Each line that includes "text" counts once; give the total and nothing besides.

SUPPLIED MATERIAL:
-*-*-

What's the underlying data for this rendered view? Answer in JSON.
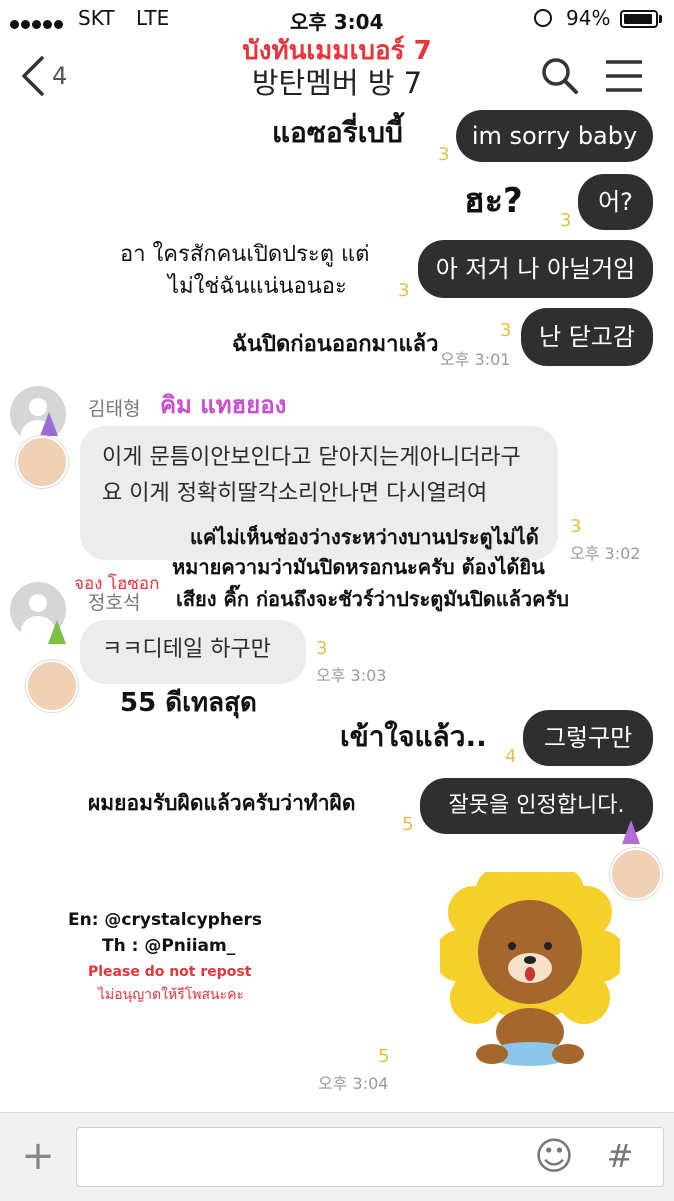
{
  "status_bar": {
    "carrier": "SKT",
    "network": "LTE",
    "time": "오후 3:04",
    "battery": "94%",
    "battery_level": 0.94
  },
  "header": {
    "back_count": "4",
    "title": "방탄멤버 방 7",
    "thai_title": "บังทันเมมเบอร์ 7"
  },
  "messages": [
    {
      "text": "im sorry baby",
      "unread": "3",
      "thai": "แอซอรี่เบบี้"
    },
    {
      "text": "어?",
      "unread": "3",
      "thai": "ฮะ?"
    },
    {
      "text": "아 저거 나 아닐거임",
      "unread": "3",
      "thai_line1": "อา ใครสักคนเปิดประตู แต่",
      "thai_line2": "ไม่ใช่ฉันแน่นอนอะ"
    },
    {
      "text": "난 닫고감",
      "unread": "3",
      "time": "오후 3:01",
      "thai": "ฉันปิดก่อนออกมาแล้ว"
    },
    {
      "sender": "김태형",
      "sender_thai": "คิม แทฮยอง",
      "text": "이게 문틈이안보인다고 닫아지는게아니더라구요 이게 정확히딸각소리안나면 다시열려여",
      "unread": "3",
      "time": "오후 3:02",
      "thai_line1": "แค่ไม่เห็นช่องว่างระหว่างบานประตูไม่ได้",
      "thai_line2": "หมายความว่ามันปิดหรอกนะครับ ต้องได้ยิน",
      "thai_line3": "เสียง คิ๊ก ก่อนถึงจะชัวร์ว่าประตูมันปิดแล้วครับ"
    },
    {
      "sender": "정호석",
      "sender_thai": "จอง โฮซอก",
      "text": "ㅋㅋ디테일 하구만",
      "unread": "3",
      "time": "오후 3:03",
      "thai": "55 ดีเทลสุด"
    },
    {
      "text": "그렇구만",
      "unread": "4",
      "thai": "เข้าใจแล้ว.."
    },
    {
      "text": "잘못을 인정합니다.",
      "unread": "5",
      "thai": "ผมยอมรับผิดแล้วครับว่าทำผิด"
    },
    {
      "type": "sticker",
      "unread": "5",
      "time": "오후 3:04"
    }
  ],
  "credits": {
    "en": "En: @crystalcyphers",
    "th": "Th : @Pniiam_",
    "warning_en": "Please do not repost",
    "warning_th": "ไม่อนุญาตให้รีโพสนะคะ"
  },
  "input_bar": {
    "plus": "+",
    "emoji": "☺",
    "hash": "#"
  },
  "colors": {
    "dark_bubble": "#2f2f2f",
    "light_bubble": "#ececec",
    "unread": "#e2c14a",
    "thai_title": "#e8343a",
    "thai_sender": "#c94fd0",
    "warning": "#e8343a"
  }
}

-*-*-

RESPONSE:
8